> [Prompt]:
Extract the stretch from "The scaling factors" through "the training phase." in the passage on layer-wise relevance propagation below, copying it word for word.

───── Text excerpt ─────

In order to estimate the relevance of each single voxel of the subject’s image for the classification of the whole image by the CNN, LRP takes advantage of the CNN graph structure for layer-wise redistribution of relevance from the most activated output neuron up to the input layer53,55. More precisely, LRP is based on a local redistribution rule to redistribute relevance from neurons in a given layer to the neurons in the preceding layer. If zij denotes the fraction of the relevance \({R}_{j}^{\left[k\right]}\) at neuron j in the CNN layer k that is redistributed to neuron i in the preceding layer k-1, then the total relevance \({R}_{i}^{\left[k-1\right]}\) at neuron i is given by

$${R}_{i}^{[k-1]}=\sum_{j\in [k]}\frac{{z}_{ij}}{{\sum }_{i\in [k-1]}{z}_{ij}}{R}_{j}^{[k]}$$
(1)

The scaling factors \(\sum\nolimits_{i\in [k-1]}{z}_{ij}\) in the denominator on the right-hand side guarantee that the relevance is preserved during redistribution at each neuron. When the rectified linear unit is used as activation function, first order Taylor expansion at the prediction point suggests the following standard choice for the redistribution coefficients56

$${z}_{ij}={a}_{i}{w}_{ij}$$
(2)

where \({a}_{i}\) is the activation of neuron i for the considered image in the prediction phase (forward pass) and \({w}_{ij}\) is the weight factor for the input to neuron j from neuron i fixed during the training phase.

───── Extracted information ─────

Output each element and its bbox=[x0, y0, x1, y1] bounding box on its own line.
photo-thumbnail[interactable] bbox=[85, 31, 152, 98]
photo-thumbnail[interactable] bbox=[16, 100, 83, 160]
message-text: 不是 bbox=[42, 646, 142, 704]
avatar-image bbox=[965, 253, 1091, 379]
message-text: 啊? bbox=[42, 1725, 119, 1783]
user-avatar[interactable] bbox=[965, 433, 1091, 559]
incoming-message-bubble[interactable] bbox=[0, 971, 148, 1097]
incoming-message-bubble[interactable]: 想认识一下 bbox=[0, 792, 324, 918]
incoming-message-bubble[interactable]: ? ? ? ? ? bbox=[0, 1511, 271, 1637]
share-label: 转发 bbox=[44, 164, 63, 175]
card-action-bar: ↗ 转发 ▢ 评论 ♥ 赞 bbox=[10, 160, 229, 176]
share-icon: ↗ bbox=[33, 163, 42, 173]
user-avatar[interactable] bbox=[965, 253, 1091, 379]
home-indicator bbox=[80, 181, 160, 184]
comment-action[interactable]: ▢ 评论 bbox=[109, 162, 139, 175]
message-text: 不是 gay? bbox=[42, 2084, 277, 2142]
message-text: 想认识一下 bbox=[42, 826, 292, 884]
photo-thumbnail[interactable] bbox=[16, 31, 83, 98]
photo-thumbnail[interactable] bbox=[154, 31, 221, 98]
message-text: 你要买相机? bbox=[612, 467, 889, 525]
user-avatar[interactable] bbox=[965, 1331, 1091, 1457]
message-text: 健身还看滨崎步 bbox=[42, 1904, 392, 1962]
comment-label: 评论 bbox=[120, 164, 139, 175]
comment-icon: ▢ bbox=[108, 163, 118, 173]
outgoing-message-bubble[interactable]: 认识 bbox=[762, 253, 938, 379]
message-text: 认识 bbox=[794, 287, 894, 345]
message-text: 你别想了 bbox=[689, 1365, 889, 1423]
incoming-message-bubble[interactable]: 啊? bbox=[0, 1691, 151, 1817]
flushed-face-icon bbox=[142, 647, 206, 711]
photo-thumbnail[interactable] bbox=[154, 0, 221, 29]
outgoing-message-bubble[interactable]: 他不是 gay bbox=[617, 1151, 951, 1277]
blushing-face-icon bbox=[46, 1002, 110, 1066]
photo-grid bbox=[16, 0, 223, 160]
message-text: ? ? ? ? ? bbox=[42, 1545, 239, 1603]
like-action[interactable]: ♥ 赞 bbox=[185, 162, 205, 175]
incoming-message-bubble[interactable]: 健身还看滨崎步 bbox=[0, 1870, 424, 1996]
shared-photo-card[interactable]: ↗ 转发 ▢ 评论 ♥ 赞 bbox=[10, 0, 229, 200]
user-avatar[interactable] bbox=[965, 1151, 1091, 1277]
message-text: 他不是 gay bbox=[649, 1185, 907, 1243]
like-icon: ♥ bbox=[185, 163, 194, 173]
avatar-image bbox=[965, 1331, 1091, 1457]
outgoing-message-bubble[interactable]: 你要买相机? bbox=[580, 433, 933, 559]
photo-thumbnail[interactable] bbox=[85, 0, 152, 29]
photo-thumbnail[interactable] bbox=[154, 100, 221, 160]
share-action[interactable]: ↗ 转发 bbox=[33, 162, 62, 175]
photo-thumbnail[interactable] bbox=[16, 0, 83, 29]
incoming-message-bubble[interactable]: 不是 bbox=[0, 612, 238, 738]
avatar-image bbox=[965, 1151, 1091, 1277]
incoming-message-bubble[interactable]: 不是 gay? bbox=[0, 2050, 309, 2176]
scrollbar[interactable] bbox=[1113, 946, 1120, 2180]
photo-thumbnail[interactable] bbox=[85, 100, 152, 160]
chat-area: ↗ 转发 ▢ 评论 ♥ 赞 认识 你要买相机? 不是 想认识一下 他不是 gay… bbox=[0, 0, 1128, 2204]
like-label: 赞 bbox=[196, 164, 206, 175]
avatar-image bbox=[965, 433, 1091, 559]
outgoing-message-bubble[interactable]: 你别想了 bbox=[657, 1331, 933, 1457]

─────

> [Answer to this exercise]:
The scaling factors \(\sum\nolimits_{i\in [k-1]}{z}_{ij}\) in the denominator on the right-hand side guarantee that the relevance is preserved during redistribution at each neuron. When the rectified linear unit is used as activation function, first order Taylor expansion at the prediction point suggests the following standard choice for the redistribution coefficients56

$${z}_{ij}={a}_{i}{w}_{ij}$$
(2)

where \({a}_{i}\) is the activation of neuron i for the considered image in the prediction phase (forward pass) and \({w}_{ij}\) is the weight factor for the input to neuron j from neuron i fixed during the training phase.